To be done:
Write the records out again, precisely as they stand.

Items listed in a dataset:
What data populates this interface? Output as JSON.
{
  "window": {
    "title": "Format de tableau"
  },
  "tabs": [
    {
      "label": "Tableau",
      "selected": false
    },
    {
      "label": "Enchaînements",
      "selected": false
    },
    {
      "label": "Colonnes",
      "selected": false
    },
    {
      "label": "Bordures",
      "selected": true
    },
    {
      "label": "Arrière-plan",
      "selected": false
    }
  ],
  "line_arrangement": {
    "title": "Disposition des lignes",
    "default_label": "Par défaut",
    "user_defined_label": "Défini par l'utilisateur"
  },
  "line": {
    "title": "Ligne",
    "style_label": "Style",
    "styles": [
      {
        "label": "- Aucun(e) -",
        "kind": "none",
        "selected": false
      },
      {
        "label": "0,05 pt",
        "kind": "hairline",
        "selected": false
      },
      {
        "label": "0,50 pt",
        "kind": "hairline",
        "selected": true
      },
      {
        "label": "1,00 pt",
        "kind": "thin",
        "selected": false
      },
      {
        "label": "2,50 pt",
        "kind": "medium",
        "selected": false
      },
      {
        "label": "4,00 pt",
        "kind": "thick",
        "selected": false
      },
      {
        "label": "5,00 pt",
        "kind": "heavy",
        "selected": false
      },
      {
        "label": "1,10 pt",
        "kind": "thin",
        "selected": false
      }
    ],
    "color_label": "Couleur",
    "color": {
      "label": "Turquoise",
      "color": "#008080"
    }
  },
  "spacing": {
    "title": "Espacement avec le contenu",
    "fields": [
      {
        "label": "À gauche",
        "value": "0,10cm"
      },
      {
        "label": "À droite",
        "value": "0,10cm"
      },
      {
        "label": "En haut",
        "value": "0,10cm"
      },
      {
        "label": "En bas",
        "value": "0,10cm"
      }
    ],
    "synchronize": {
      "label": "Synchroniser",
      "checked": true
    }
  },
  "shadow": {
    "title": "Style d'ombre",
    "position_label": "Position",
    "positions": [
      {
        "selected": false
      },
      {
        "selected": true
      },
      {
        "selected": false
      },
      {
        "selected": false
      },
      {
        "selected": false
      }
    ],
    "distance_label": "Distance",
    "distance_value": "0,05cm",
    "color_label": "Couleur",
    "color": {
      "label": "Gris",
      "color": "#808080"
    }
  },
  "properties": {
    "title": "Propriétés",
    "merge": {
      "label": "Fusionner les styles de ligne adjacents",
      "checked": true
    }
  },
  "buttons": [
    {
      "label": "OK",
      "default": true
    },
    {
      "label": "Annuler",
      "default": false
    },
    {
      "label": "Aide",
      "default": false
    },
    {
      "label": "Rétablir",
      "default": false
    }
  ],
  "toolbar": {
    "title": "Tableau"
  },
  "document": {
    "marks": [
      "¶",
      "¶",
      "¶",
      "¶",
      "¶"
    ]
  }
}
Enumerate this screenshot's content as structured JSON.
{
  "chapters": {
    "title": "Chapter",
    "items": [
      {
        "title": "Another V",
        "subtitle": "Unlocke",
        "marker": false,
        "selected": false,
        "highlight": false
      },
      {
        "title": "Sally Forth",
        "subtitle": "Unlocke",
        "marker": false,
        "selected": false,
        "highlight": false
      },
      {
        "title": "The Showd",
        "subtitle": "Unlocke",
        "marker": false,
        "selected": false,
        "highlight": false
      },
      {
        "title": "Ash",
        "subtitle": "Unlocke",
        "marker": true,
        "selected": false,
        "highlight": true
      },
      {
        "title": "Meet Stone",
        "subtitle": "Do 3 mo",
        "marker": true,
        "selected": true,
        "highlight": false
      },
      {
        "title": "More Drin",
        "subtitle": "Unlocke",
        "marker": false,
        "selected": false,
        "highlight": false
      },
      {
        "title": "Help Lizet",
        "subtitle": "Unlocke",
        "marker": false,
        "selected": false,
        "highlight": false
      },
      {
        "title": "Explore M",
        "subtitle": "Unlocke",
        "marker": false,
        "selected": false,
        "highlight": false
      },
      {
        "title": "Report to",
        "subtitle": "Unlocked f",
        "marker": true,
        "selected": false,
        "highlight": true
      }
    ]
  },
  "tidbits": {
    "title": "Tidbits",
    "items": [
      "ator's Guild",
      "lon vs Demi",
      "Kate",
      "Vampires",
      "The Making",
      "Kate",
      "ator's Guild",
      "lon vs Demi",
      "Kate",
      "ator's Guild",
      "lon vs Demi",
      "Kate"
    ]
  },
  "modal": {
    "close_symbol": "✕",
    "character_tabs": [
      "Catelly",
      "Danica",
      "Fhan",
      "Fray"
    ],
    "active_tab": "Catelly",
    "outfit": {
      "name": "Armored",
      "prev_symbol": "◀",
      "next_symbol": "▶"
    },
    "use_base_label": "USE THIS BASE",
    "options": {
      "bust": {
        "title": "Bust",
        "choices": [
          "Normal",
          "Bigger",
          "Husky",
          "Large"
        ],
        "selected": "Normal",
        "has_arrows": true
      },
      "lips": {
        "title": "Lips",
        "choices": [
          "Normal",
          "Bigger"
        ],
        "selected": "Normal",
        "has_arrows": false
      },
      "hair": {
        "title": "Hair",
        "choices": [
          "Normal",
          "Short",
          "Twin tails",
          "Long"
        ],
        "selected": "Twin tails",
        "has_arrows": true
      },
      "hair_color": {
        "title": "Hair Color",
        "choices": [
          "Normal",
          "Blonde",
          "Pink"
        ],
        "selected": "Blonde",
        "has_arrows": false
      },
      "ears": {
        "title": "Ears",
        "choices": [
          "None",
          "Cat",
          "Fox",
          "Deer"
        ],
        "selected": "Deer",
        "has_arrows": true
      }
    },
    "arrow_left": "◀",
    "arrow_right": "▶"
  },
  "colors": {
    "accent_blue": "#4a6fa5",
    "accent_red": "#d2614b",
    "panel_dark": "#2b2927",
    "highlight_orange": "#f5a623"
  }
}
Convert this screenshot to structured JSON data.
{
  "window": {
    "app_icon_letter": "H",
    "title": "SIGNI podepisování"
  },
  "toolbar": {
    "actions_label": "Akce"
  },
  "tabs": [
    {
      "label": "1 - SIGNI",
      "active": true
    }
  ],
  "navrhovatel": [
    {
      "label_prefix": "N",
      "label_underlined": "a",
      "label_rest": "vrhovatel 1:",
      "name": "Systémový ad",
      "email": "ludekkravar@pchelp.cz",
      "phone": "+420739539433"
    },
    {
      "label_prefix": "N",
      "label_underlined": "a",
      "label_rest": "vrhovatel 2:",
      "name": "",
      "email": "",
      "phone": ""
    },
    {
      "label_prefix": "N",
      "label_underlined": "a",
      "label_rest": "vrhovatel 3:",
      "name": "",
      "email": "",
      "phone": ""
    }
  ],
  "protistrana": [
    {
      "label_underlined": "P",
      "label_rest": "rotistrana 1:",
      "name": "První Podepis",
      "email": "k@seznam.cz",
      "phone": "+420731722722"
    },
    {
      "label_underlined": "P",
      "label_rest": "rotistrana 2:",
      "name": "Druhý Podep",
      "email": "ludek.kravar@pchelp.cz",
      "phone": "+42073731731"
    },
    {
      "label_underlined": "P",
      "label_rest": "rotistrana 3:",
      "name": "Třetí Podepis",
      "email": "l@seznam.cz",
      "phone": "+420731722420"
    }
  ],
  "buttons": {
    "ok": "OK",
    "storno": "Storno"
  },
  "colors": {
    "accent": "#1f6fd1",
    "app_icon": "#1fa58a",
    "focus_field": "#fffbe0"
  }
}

Exercise output:
What data populates this interface? Output as JSON.
{
  "window": {
    "title": "Format de tableau"
  },
  "tabs": [
    {
      "label": "Tableau",
      "selected": false
    },
    {
      "label": "Enchaînements",
      "selected": false
    },
    {
      "label": "Colonnes",
      "selected": false
    },
    {
      "label": "Bordures",
      "selected": true
    },
    {
      "label": "Arrière-plan",
      "selected": false
    }
  ],
  "line_arrangement": {
    "title": "Disposition des lignes",
    "default_label": "Par défaut",
    "user_defined_label": "Défini par l'utilisateur"
  },
  "line": {
    "title": "Ligne",
    "style_label": "Style",
    "styles": [
      {
        "label": "- Aucun(e) -",
        "kind": "none",
        "selected": false
      },
      {
        "label": "0,05 pt",
        "kind": "hairline",
        "selected": false
      },
      {
        "label": "0,50 pt",
        "kind": "hairline",
        "selected": true
      },
      {
        "label": "1,00 pt",
        "kind": "thin",
        "selected": false
      },
      {
        "label": "2,50 pt",
        "kind": "medium",
        "selected": false
      },
      {
        "label": "4,00 pt",
        "kind": "thick",
        "selected": false
      },
      {
        "label": "5,00 pt",
        "kind": "heavy",
        "selected": false
      },
      {
        "label": "1,10 pt",
        "kind": "thin",
        "selected": false
      }
    ],
    "color_label": "Couleur",
    "color": {
      "label": "Turquoise",
      "color": "#008080"
    }
  },
  "spacing": {
    "title": "Espacement avec le contenu",
    "fields": [
      {
        "label": "À gauche",
        "value": "0,10cm"
      },
      {
        "label": "À droite",
        "value": "0,10cm"
      },
      {
        "label": "En haut",
        "value": "0,10cm"
      },
      {
        "label": "En bas",
        "value": "0,10cm"
      }
    ],
    "synchronize": {
      "label": "Synchroniser",
      "checked": true
    }
  },
  "shadow": {
    "title": "Style d'ombre",
    "position_label": "Position",
    "positions": [
      {
        "selected": false
      },
      {
        "selected": true
      },
      {
        "selected": false
      },
      {
        "selected": false
      },
      {
        "selected": false
      }
    ],
    "distance_label": "Distance",
    "distance_value": "0,05cm",
    "color_label": "Couleur",
    "color": {
      "label": "Gris",
      "color": "#808080"
    }
  },
  "properties": {
    "title": "Propriétés",
    "merge": {
      "label": "Fusionner les styles de ligne adjacents",
      "checked": true
    }
  },
  "buttons": [
    {
      "label": "OK",
      "default": true
    },
    {
      "label": "Annuler",
      "default": false
    },
    {
      "label": "Aide",
      "default": false
    },
    {
      "label": "Rétablir",
      "default": false
    }
  ],
  "toolbar": {
    "title": "Tableau"
  },
  "document": {
    "marks": [
      "¶",
      "¶",
      "¶",
      "¶",
      "¶"
    ]
  }
}
Enumerate this screenshot's content as structured JSON.
{
  "chapters": {
    "title": "Chapter",
    "items": [
      {
        "title": "Another V",
        "subtitle": "Unlocke",
        "marker": false,
        "selected": false,
        "highlight": false
      },
      {
        "title": "Sally Forth",
        "subtitle": "Unlocke",
        "marker": false,
        "selected": false,
        "highlight": false
      },
      {
        "title": "The Showd",
        "subtitle": "Unlocke",
        "marker": false,
        "selected": false,
        "highlight": false
      },
      {
        "title": "Ash",
        "subtitle": "Unlocke",
        "marker": true,
        "selected": false,
        "highlight": true
      },
      {
        "title": "Meet Stone",
        "subtitle": "Do 3 mo",
        "marker": true,
        "selected": true,
        "highlight": false
      },
      {
        "title": "More Drin",
        "subtitle": "Unlocke",
        "marker": false,
        "selected": false,
        "highlight": false
      },
      {
        "title": "Help Lizet",
        "subtitle": "Unlocke",
        "marker": false,
        "selected": false,
        "highlight": false
      },
      {
        "title": "Explore M",
        "subtitle": "Unlocke",
        "marker": false,
        "selected": false,
        "highlight": false
      },
      {
        "title": "Report to",
        "subtitle": "Unlocked f",
        "marker": true,
        "selected": false,
        "highlight": true
      }
    ]
  },
  "tidbits": {
    "title": "Tidbits",
    "items": [
      "ator's Guild",
      "lon vs Demi",
      "Kate",
      "Vampires",
      "The Making",
      "Kate",
      "ator's Guild",
      "lon vs Demi",
      "Kate",
      "ator's Guild",
      "lon vs Demi",
      "Kate"
    ]
  },
  "modal": {
    "close_symbol": "✕",
    "character_tabs": [
      "Catelly",
      "Danica",
      "Fhan",
      "Fray"
    ],
    "active_tab": "Catelly",
    "outfit": {
      "name": "Armored",
      "prev_symbol": "◀",
      "next_symbol": "▶"
    },
    "use_base_label": "USE THIS BASE",
    "options": {
      "bust": {
        "title": "Bust",
        "choices": [
          "Normal",
          "Bigger",
          "Husky",
          "Large"
        ],
        "selected": "Normal",
        "has_arrows": true
      },
      "lips": {
        "title": "Lips",
        "choices": [
          "Normal",
          "Bigger"
        ],
        "selected": "Normal",
        "has_arrows": false
      },
      "hair": {
        "title": "Hair",
        "choices": [
          "Normal",
          "Short",
          "Twin tails",
          "Long"
        ],
        "selected": "Twin tails",
        "has_arrows": true
      },
      "hair_color": {
        "title": "Hair Color",
        "choices": [
          "Normal",
          "Blonde",
          "Pink"
        ],
        "selected": "Blonde",
        "has_arrows": false
      },
      "ears": {
        "title": "Ears",
        "choices": [
          "None",
          "Cat",
          "Fox",
          "Deer"
        ],
        "selected": "Deer",
        "has_arrows": true
      }
    },
    "arrow_left": "◀",
    "arrow_right": "▶"
  },
  "colors": {
    "accent_blue": "#4a6fa5",
    "accent_red": "#d2614b",
    "panel_dark": "#2b2927",
    "highlight_orange": "#f5a623"
  }
}
Convert this screenshot to structured JSON data.
{
  "window": {
    "app_icon_letter": "H",
    "title": "SIGNI podepisování"
  },
  "toolbar": {
    "actions_label": "Akce"
  },
  "tabs": [
    {
      "label": "1 - SIGNI",
      "active": true
    }
  ],
  "navrhovatel": [
    {
      "label_prefix": "N",
      "label_underlined": "a",
      "label_rest": "vrhovatel 1:",
      "name": "Systémový ad",
      "email": "ludekkravar@pchelp.cz",
      "phone": "+420739539433"
    },
    {
      "label_prefix": "N",
      "label_underlined": "a",
      "label_rest": "vrhovatel 2:",
      "name": "",
      "email": "",
      "phone": ""
    },
    {
      "label_prefix": "N",
      "label_underlined": "a",
      "label_rest": "vrhovatel 3:",
      "name": "",
      "email": "",
      "phone": ""
    }
  ],
  "protistrana": [
    {
      "label_underlined": "P",
      "label_rest": "rotistrana 1:",
      "name": "První Podepis",
      "email": "k@seznam.cz",
      "phone": "+420731722722"
    },
    {
      "label_underlined": "P",
      "label_rest": "rotistrana 2:",
      "name": "Druhý Podep",
      "email": "ludek.kravar@pchelp.cz",
      "phone": "+42073731731"
    },
    {
      "label_underlined": "P",
      "label_rest": "rotistrana 3:",
      "name": "Třetí Podepis",
      "email": "l@seznam.cz",
      "phone": "+420731722420"
    }
  ],
  "buttons": {
    "ok": "OK",
    "storno": "Storno"
  },
  "colors": {
    "accent": "#1f6fd1",
    "app_icon": "#1fa58a",
    "focus_field": "#fffbe0"
  }
}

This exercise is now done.